§ **Task goal**
Check every line of the material below for the string "dachu", and return the ones that have it.

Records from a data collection

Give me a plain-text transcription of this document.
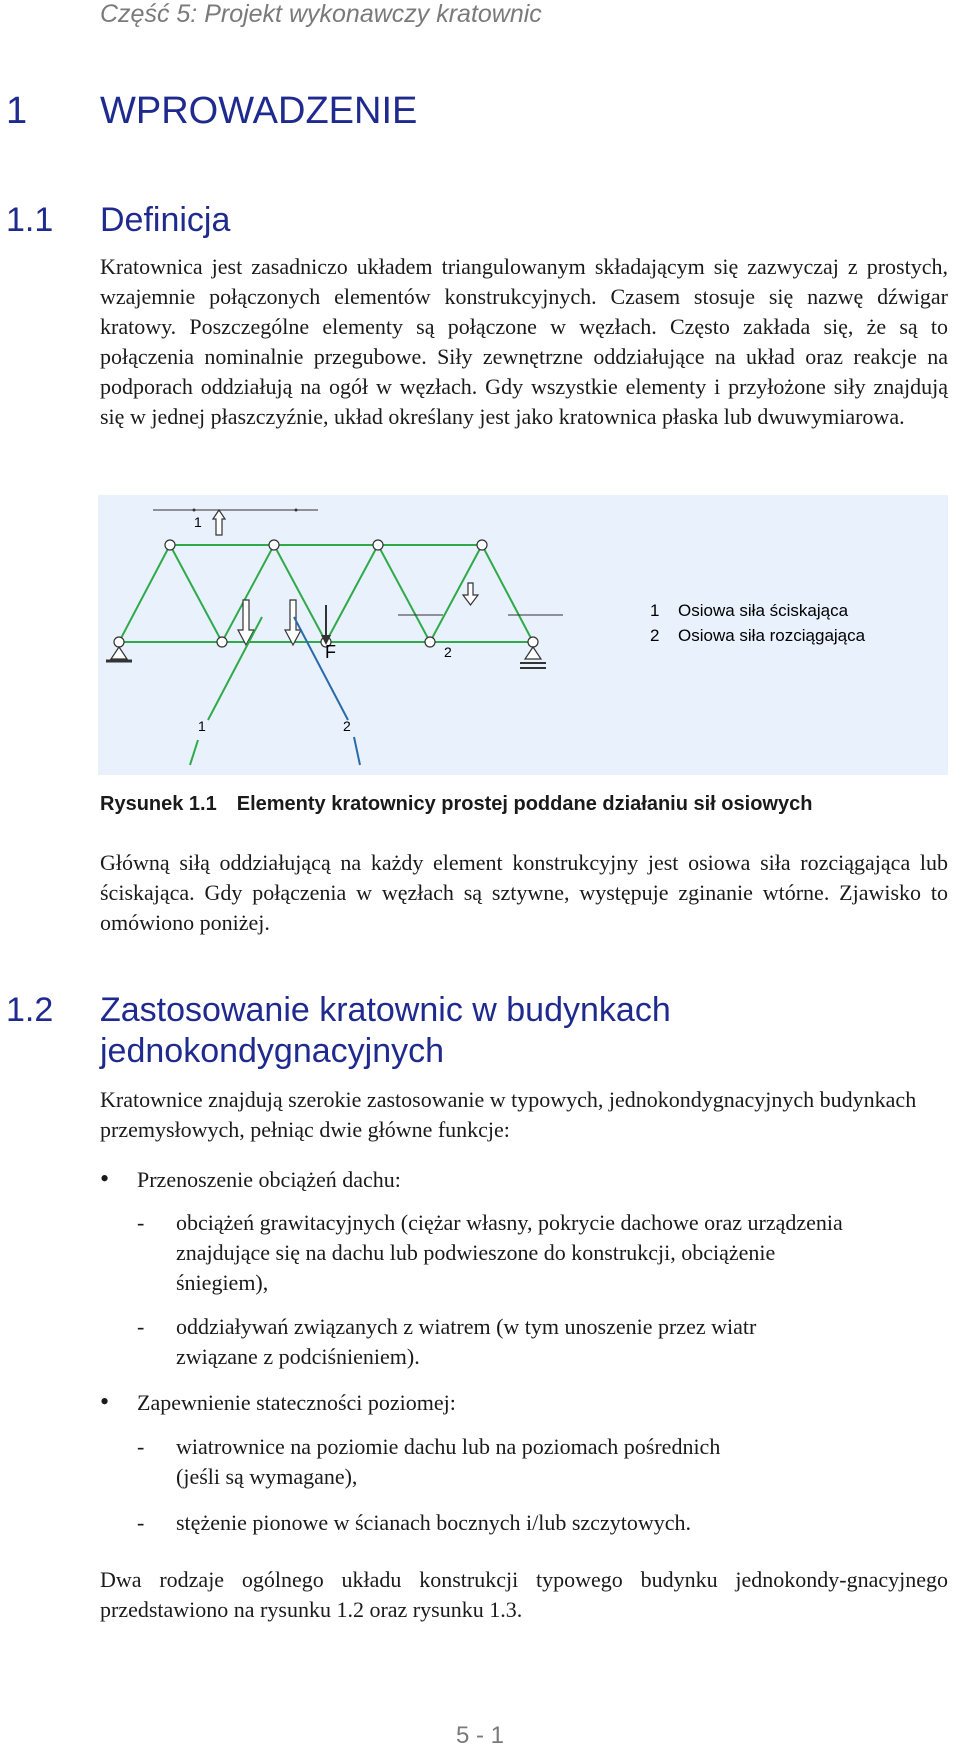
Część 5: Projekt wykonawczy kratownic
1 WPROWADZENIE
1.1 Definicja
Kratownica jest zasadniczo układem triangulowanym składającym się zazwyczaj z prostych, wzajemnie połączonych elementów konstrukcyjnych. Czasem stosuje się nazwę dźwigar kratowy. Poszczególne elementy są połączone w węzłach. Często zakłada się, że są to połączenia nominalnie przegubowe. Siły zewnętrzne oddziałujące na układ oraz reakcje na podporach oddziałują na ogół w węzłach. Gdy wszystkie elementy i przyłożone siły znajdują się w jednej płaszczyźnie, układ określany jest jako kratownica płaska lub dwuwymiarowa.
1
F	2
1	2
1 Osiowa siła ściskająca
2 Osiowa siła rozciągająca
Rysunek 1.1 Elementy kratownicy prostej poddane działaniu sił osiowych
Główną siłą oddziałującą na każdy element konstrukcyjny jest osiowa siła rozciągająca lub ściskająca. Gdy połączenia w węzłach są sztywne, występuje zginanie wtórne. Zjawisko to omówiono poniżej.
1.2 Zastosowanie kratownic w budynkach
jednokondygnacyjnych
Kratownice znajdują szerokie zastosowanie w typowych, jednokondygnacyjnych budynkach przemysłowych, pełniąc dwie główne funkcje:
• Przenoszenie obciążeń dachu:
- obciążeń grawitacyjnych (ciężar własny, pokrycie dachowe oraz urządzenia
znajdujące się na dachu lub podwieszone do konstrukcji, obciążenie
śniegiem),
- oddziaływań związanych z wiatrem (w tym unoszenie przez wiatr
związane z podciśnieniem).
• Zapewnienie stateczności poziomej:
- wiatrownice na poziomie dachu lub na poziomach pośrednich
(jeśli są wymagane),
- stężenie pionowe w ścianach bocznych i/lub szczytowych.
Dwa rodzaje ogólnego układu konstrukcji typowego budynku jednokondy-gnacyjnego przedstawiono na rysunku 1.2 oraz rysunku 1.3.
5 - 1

§ **Answer for the task**
• Przenoszenie obciążeń dachu:
znajdujące się na dachu lub podwieszone do konstrukcji, obciążenie
- wiatrownice na poziomie dachu lub na poziomach pośrednich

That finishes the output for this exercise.